── PROVIDED RECORDS ──

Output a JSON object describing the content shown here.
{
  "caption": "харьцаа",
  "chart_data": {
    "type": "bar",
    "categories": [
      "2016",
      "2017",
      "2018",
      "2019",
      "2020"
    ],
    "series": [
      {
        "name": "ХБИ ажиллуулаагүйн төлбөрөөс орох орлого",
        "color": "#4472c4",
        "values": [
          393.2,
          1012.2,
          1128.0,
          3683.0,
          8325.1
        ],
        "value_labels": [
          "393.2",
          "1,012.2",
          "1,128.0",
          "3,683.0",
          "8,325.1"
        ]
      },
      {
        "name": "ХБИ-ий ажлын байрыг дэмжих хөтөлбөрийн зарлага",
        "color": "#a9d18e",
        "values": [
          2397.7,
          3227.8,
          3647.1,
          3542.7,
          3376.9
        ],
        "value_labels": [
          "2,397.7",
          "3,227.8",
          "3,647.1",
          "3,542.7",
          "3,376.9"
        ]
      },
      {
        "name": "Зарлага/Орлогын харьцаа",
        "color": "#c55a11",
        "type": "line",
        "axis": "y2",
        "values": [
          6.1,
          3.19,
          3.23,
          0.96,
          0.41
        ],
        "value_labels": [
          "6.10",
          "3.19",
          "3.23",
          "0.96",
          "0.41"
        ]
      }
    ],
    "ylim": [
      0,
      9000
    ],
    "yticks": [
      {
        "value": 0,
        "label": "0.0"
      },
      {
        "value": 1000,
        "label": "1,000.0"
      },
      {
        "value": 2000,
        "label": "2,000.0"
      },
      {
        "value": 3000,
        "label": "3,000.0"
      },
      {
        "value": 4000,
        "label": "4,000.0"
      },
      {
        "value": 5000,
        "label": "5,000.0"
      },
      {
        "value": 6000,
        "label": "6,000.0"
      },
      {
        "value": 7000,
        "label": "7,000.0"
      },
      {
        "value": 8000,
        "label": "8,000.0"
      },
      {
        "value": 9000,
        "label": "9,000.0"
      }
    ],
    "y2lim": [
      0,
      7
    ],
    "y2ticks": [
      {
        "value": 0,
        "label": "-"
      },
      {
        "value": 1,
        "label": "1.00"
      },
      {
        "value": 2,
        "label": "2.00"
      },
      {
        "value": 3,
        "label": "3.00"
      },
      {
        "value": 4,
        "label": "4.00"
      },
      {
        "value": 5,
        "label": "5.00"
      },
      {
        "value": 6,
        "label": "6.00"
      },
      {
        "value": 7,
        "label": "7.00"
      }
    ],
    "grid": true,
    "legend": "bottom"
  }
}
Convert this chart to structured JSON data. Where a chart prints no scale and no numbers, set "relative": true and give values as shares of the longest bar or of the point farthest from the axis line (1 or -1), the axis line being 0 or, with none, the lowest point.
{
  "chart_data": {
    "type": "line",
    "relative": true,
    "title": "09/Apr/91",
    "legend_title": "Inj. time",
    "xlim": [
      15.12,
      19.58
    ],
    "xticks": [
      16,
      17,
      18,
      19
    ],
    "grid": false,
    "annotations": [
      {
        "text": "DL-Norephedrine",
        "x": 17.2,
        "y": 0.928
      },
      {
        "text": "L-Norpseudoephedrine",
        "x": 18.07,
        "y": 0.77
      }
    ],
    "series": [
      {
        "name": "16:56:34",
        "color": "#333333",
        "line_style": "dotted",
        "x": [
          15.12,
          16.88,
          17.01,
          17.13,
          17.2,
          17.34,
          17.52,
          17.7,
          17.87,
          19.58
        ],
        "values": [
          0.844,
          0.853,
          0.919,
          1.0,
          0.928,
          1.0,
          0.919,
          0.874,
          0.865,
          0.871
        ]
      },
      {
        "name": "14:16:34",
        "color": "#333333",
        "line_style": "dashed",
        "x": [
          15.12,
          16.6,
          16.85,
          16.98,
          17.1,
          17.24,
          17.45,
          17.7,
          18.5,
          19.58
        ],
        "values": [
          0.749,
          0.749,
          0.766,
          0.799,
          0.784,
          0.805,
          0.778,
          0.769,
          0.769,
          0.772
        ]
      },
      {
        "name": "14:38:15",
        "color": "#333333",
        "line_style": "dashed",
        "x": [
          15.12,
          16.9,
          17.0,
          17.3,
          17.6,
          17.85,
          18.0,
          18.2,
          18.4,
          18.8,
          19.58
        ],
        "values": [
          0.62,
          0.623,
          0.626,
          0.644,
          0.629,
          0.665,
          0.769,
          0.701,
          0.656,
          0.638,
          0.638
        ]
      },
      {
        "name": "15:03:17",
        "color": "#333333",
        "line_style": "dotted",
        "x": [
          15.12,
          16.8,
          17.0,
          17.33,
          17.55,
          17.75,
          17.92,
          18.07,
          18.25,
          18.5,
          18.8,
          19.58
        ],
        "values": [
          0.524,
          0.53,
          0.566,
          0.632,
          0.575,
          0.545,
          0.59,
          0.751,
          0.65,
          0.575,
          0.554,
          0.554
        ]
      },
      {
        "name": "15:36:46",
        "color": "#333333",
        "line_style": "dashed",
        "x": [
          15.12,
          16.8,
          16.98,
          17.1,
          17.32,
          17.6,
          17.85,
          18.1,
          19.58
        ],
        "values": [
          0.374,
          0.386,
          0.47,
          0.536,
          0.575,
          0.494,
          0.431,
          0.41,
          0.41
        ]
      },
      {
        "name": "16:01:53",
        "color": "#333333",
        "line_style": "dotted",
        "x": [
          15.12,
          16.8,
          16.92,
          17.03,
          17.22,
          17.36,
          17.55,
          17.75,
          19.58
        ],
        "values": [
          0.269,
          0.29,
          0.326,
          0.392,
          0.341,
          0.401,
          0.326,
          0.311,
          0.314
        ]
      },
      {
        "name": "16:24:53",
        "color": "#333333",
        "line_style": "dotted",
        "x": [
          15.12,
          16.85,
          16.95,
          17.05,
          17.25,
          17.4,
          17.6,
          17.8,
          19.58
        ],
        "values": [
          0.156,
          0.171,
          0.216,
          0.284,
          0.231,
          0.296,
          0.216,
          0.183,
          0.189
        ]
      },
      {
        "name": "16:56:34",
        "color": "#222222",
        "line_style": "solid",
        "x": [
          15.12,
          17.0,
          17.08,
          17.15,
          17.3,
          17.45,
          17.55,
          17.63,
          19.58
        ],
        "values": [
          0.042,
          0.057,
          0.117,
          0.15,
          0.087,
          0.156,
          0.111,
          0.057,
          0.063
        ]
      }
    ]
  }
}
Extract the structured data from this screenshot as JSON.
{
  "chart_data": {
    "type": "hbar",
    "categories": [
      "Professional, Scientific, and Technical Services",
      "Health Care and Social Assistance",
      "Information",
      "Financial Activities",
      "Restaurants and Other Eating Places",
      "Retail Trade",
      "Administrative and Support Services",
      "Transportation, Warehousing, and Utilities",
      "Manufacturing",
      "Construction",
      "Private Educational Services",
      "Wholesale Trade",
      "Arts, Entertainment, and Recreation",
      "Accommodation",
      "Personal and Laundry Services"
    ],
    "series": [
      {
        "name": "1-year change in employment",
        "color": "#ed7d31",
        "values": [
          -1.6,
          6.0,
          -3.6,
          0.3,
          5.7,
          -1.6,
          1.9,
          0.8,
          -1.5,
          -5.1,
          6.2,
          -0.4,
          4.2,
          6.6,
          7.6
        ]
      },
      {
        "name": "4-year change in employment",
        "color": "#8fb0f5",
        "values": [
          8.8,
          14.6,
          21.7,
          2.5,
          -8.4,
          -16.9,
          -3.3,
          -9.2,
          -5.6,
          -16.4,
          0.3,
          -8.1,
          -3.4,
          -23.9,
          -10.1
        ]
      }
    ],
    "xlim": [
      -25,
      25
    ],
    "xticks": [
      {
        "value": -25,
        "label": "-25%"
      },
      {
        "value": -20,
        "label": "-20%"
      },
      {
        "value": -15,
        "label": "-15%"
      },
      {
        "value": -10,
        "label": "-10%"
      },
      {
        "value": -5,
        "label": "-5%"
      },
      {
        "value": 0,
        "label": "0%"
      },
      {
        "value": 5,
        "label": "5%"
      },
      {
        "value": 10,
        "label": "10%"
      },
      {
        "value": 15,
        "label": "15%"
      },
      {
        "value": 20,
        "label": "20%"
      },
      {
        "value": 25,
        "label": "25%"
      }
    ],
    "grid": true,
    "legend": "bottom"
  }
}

───

Gather all lines from the listing above in which "structured" occurs.

Convert this chart to structured JSON data. Where a chart prints no scale and no numbers, set "relative": true and give values as shares of the longest bar or of the point farthest from the axis line (1 or -1), the axis line being 0 or, with none, the lowest point.
Extract the structured data from this screenshot as JSON.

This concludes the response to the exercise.